* [Written exercise]:
Output the material below in its entirety, exactly as given.

* [Data for this exercise]:
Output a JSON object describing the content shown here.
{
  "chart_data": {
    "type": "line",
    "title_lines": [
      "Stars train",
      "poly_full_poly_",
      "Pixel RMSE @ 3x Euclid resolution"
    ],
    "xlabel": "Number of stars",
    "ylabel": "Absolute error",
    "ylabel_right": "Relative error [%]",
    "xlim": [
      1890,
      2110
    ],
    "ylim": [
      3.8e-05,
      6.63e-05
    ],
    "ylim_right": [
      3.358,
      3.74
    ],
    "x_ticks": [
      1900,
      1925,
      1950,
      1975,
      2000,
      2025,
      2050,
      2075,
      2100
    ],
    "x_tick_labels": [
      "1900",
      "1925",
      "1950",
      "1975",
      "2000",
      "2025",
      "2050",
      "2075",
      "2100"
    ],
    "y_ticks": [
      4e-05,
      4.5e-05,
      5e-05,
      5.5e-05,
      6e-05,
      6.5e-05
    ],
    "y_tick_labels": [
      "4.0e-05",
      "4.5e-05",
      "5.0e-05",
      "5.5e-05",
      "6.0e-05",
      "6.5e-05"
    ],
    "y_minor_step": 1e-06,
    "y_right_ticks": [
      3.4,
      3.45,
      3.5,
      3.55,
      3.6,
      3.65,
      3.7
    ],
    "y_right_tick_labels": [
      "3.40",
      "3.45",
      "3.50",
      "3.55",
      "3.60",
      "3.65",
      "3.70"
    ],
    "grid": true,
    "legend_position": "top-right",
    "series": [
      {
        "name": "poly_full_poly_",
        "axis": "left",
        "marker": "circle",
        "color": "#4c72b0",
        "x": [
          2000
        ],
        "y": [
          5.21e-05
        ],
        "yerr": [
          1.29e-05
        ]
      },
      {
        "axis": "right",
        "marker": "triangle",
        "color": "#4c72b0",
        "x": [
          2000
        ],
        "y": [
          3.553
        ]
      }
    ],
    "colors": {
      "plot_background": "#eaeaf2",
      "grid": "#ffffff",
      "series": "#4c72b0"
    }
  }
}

* [Answer to the task]:
Output a JSON object describing the content shown here.
{
  "chart_data": {
    "type": "line",
    "title_lines": [
      "Stars train",
      "poly_full_poly_",
      "Pixel RMSE @ 3x Euclid resolution"
    ],
    "xlabel": "Number of stars",
    "ylabel": "Absolute error",
    "ylabel_right": "Relative error [%]",
    "xlim": [
      1890,
      2110
    ],
    "ylim": [
      3.8e-05,
      6.63e-05
    ],
    "ylim_right": [
      3.358,
      3.74
    ],
    "x_ticks": [
      1900,
      1925,
      1950,
      1975,
      2000,
      2025,
      2050,
      2075,
      2100
    ],
    "x_tick_labels": [
      "1900",
      "1925",
      "1950",
      "1975",
      "2000",
      "2025",
      "2050",
      "2075",
      "2100"
    ],
    "y_ticks": [
      4e-05,
      4.5e-05,
      5e-05,
      5.5e-05,
      6e-05,
      6.5e-05
    ],
    "y_tick_labels": [
      "4.0e-05",
      "4.5e-05",
      "5.0e-05",
      "5.5e-05",
      "6.0e-05",
      "6.5e-05"
    ],
    "y_minor_step": 1e-06,
    "y_right_ticks": [
      3.4,
      3.45,
      3.5,
      3.55,
      3.6,
      3.65,
      3.7
    ],
    "y_right_tick_labels": [
      "3.40",
      "3.45",
      "3.50",
      "3.55",
      "3.60",
      "3.65",
      "3.70"
    ],
    "grid": true,
    "legend_position": "top-right",
    "series": [
      {
        "name": "poly_full_poly_",
        "axis": "left",
        "marker": "circle",
        "color": "#4c72b0",
        "x": [
          2000
        ],
        "y": [
          5.21e-05
        ],
        "yerr": [
          1.29e-05
        ]
      },
      {
        "axis": "right",
        "marker": "triangle",
        "color": "#4c72b0",
        "x": [
          2000
        ],
        "y": [
          3.553
        ]
      }
    ],
    "colors": {
      "plot_background": "#eaeaf2",
      "grid": "#ffffff",
      "series": "#4c72b0"
    }
  }
}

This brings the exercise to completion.